Data excerpts:

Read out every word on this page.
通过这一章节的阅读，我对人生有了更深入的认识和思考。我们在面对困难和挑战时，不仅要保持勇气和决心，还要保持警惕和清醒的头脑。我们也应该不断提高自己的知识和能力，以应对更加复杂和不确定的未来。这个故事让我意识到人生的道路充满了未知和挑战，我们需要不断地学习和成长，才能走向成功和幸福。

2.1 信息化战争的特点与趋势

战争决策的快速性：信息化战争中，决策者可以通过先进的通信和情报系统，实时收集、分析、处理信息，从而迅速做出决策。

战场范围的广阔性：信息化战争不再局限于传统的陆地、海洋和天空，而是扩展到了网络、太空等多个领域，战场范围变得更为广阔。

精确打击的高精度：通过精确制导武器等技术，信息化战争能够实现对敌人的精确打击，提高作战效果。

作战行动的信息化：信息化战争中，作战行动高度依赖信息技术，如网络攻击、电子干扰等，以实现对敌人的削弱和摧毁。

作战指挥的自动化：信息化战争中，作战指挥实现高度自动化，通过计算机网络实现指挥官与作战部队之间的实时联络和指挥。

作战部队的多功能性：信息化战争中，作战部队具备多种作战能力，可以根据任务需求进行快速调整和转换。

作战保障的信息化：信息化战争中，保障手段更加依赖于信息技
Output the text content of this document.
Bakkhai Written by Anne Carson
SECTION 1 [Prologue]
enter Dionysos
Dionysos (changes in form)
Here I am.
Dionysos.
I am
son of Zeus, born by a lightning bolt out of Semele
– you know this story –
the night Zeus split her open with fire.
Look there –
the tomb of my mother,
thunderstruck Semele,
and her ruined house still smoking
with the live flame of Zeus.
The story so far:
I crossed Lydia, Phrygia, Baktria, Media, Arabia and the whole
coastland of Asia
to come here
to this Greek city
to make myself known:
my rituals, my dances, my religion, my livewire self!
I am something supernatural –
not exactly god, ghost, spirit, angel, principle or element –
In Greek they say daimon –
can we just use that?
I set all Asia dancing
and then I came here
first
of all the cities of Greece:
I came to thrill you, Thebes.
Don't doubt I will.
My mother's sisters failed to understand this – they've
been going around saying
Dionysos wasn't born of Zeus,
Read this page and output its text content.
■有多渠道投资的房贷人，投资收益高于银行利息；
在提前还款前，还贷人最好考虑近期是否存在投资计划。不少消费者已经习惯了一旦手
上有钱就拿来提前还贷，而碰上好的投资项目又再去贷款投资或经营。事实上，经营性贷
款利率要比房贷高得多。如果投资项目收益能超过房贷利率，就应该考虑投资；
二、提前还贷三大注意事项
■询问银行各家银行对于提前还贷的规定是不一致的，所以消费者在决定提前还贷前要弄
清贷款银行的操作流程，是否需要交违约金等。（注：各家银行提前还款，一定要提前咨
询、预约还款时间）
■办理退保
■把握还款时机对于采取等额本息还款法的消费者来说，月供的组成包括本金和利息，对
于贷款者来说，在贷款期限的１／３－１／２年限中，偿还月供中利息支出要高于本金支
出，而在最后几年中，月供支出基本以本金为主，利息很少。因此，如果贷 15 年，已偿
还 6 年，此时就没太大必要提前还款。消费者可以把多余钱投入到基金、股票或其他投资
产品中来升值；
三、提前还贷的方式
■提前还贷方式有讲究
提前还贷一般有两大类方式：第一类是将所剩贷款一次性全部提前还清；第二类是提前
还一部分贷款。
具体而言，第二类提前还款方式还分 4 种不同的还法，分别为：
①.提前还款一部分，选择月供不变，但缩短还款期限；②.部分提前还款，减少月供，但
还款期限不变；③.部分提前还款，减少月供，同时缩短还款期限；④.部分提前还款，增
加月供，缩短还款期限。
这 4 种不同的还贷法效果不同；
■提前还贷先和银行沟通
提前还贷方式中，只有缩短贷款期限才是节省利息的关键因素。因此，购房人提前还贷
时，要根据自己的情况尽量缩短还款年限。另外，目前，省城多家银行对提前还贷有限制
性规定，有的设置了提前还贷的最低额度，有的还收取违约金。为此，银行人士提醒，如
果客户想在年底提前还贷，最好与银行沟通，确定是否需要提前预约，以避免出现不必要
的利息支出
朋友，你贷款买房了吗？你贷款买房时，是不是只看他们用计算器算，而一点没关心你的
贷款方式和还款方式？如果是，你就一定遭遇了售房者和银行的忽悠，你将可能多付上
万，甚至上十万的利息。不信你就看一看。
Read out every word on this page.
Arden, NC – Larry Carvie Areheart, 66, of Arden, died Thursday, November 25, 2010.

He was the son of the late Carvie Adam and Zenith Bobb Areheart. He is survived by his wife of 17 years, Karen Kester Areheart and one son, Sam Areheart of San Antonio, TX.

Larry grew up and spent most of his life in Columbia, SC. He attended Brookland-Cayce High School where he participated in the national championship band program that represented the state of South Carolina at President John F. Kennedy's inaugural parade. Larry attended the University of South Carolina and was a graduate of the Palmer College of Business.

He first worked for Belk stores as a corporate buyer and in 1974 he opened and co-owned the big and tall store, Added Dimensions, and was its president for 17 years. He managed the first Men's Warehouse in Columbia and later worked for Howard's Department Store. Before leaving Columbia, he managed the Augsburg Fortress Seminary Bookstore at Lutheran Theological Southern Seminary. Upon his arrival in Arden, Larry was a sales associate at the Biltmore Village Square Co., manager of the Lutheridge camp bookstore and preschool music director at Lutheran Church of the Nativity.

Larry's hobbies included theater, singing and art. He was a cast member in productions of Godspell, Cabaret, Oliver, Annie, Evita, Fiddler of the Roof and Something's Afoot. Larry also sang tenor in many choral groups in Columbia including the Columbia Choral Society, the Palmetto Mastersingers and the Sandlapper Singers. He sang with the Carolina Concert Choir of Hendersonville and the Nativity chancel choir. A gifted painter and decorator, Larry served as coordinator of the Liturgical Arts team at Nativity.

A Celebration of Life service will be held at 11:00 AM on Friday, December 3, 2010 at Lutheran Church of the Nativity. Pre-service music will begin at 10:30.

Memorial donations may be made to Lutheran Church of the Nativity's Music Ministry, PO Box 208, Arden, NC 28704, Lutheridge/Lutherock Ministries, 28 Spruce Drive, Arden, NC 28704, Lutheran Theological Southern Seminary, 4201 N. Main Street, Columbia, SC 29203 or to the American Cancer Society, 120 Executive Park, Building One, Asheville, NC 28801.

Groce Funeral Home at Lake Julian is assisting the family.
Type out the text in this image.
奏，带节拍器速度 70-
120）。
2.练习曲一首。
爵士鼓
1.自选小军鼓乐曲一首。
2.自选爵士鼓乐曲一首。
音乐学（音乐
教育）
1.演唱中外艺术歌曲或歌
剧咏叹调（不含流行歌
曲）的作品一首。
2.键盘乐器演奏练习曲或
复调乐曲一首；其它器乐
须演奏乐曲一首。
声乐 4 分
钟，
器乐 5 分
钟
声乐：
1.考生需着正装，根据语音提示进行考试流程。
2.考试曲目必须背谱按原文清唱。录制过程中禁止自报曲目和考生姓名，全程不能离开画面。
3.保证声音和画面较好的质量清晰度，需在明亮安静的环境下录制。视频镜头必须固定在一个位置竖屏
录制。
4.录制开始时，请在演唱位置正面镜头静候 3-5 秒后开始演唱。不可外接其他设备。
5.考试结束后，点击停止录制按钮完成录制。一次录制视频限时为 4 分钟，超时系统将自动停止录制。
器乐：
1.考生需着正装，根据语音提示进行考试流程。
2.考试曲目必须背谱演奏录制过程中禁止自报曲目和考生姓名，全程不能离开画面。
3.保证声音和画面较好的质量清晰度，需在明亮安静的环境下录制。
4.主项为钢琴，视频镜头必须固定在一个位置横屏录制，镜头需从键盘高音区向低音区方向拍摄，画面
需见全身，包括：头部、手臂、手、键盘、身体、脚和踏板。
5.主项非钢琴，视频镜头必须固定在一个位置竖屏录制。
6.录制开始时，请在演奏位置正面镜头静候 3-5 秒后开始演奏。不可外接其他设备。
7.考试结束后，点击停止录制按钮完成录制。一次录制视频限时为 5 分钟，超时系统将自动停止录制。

• **Goal**: Scan the listing above. Gather each line that contains the word "born".

• **Completed exercise**:
son of Zeus, born by a lightning bolt out of Semele
Dionysos wasn't born of Zeus,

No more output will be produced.